What you have to do = Omit the pictures, then reproduce every remaining record exactly.

Material for this task =

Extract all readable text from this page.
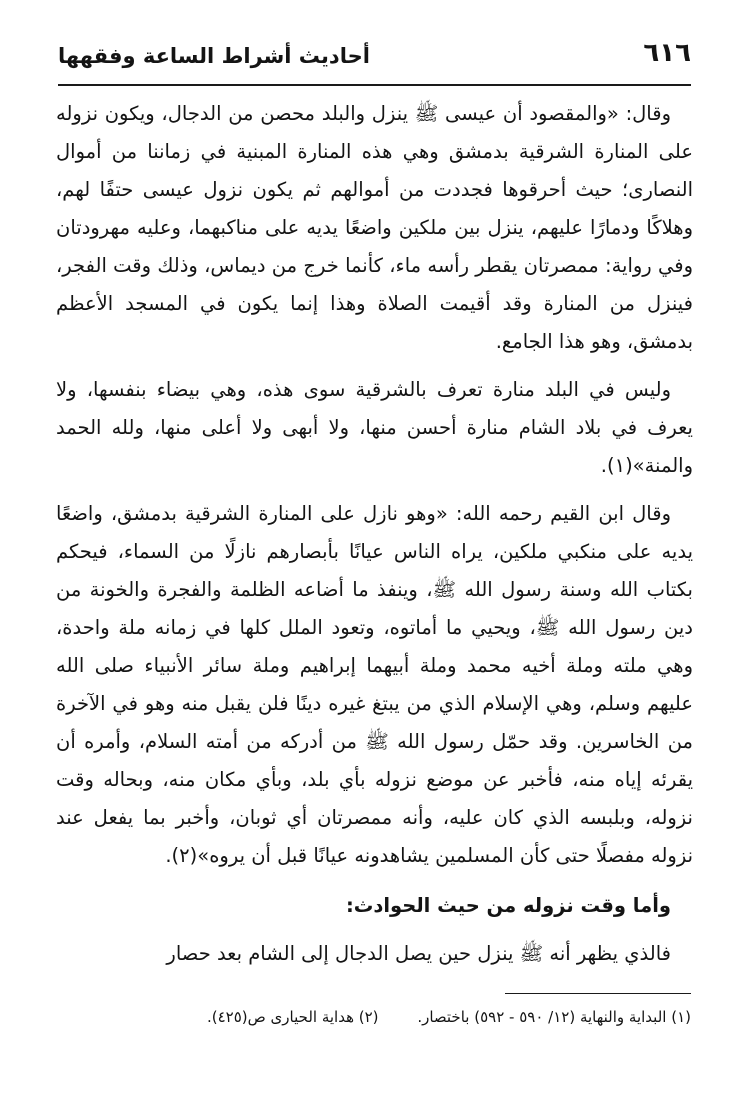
٦١٦
أحاديث أشراط الساعة وفقهها

وقال: «والمقصود أن عيسى ﷺ ينزل والبلد محصن من الدجال، ويكون نزوله على المنارة الشرقية بدمشق وهي هذه المنارة المبنية في زماننا من أموال النصارى؛ حيث أحرقوها فجددت من أموالهم ثم يكون نزول عيسى حتفًا لهم، وهلاكًا ودمارًا عليهم، ينزل بين ملكين واضعًا يديه على مناكبهما، وعليه مهرودتان وفي رواية: ممصرتان يقطر رأسه ماء، كأنما خرج من ديماس، وذلك وقت الفجر، فينزل من المنارة وقد أقيمت الصلاة وهذا إنما يكون في المسجد الأعظم بدمشق، وهو هذا الجامع.

وليس في البلد منارة تعرف بالشرقية سوى هذه، وهي بيضاء بنفسها، ولا يعرف في بلاد الشام منارة أحسن منها، ولا أبهى ولا أعلى منها، ولله الحمد والمنة»(١).

وقال ابن القيم رحمه الله: «وهو نازل على المنارة الشرقية بدمشق، واضعًا يديه على منكبي ملكين، يراه الناس عيانًا بأبصارهم نازلًا من السماء، فيحكم بكتاب الله وسنة رسول الله ﷺ، وينفذ ما أضاعه الظلمة والفجرة والخونة من دين رسول الله ﷺ، ويحيي ما أماتوه، وتعود الملل كلها في زمانه ملة واحدة، وهي ملته وملة أخيه محمد وملة أبيهما إبراهيم وملة سائر الأنبياء صلى الله عليهم وسلم، وهي الإسلام الذي من يبتغ غيره دينًا فلن يقبل منه وهو في الآخرة من الخاسرين. وقد حمّل رسول الله ﷺ من أدركه من أمته السلام، وأمره أن يقرئه إياه منه، فأخبر عن موضع نزوله بأي بلد، وبأي مكان منه، وبحاله وقت نزوله، وبلبسه الذي كان عليه، وأنه ممصرتان أي ثوبان، وأخبر بما يفعل عند نزوله مفصلًا حتى كأن المسلمين يشاهدونه عيانًا قبل أن يروه»(٢).

وأما وقت نزوله من حيث الحوادث:

فالذي يظهر أنه ﷺ ينزل حين يصل الدجال إلى الشام بعد حصار

(١) البداية والنهاية (١٢/ ٥٩٠ - ٥٩٢) باختصار. (٢) هداية الحيارى ص(٤٢٥).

Full solution =
Extract all readable text from this page.
٦١٦
أحاديث أشراط الساعة وفقهها

وقال: «والمقصود أن عيسى ﷺ ينزل والبلد محصن من الدجال، ويكون نزوله على المنارة الشرقية بدمشق وهي هذه المنارة المبنية في زماننا من أموال النصارى؛ حيث أحرقوها فجددت من أموالهم ثم يكون نزول عيسى حتفًا لهم، وهلاكًا ودمارًا عليهم، ينزل بين ملكين واضعًا يديه على مناكبهما، وعليه مهرودتان وفي رواية: ممصرتان يقطر رأسه ماء، كأنما خرج من ديماس، وذلك وقت الفجر، فينزل من المنارة وقد أقيمت الصلاة وهذا إنما يكون في المسجد الأعظم بدمشق، وهو هذا الجامع.

وليس في البلد منارة تعرف بالشرقية سوى هذه، وهي بيضاء بنفسها، ولا يعرف في بلاد الشام منارة أحسن منها، ولا أبهى ولا أعلى منها، ولله الحمد والمنة»(١).

وقال ابن القيم رحمه الله: «وهو نازل على المنارة الشرقية بدمشق، واضعًا يديه على منكبي ملكين، يراه الناس عيانًا بأبصارهم نازلًا من السماء، فيحكم بكتاب الله وسنة رسول الله ﷺ، وينفذ ما أضاعه الظلمة والفجرة والخونة من دين رسول الله ﷺ، ويحيي ما أماتوه، وتعود الملل كلها في زمانه ملة واحدة، وهي ملته وملة أخيه محمد وملة أبيهما إبراهيم وملة سائر الأنبياء صلى الله عليهم وسلم، وهي الإسلام الذي من يبتغ غيره دينًا فلن يقبل منه وهو في الآخرة من الخاسرين. وقد حمّل رسول الله ﷺ من أدركه من أمته السلام، وأمره أن يقرئه إياه منه، فأخبر عن موضع نزوله بأي بلد، وبأي مكان منه، وبحاله وقت نزوله، وبلبسه الذي كان عليه، وأنه ممصرتان أي ثوبان، وأخبر بما يفعل عند نزوله مفصلًا حتى كأن المسلمين يشاهدونه عيانًا قبل أن يروه»(٢).

وأما وقت نزوله من حيث الحوادث:

فالذي يظهر أنه ﷺ ينزل حين يصل الدجال إلى الشام بعد حصار

(١) البداية والنهاية (١٢/ ٥٩٠ - ٥٩٢) باختصار. (٢) هداية الحيارى ص(٤٢٥).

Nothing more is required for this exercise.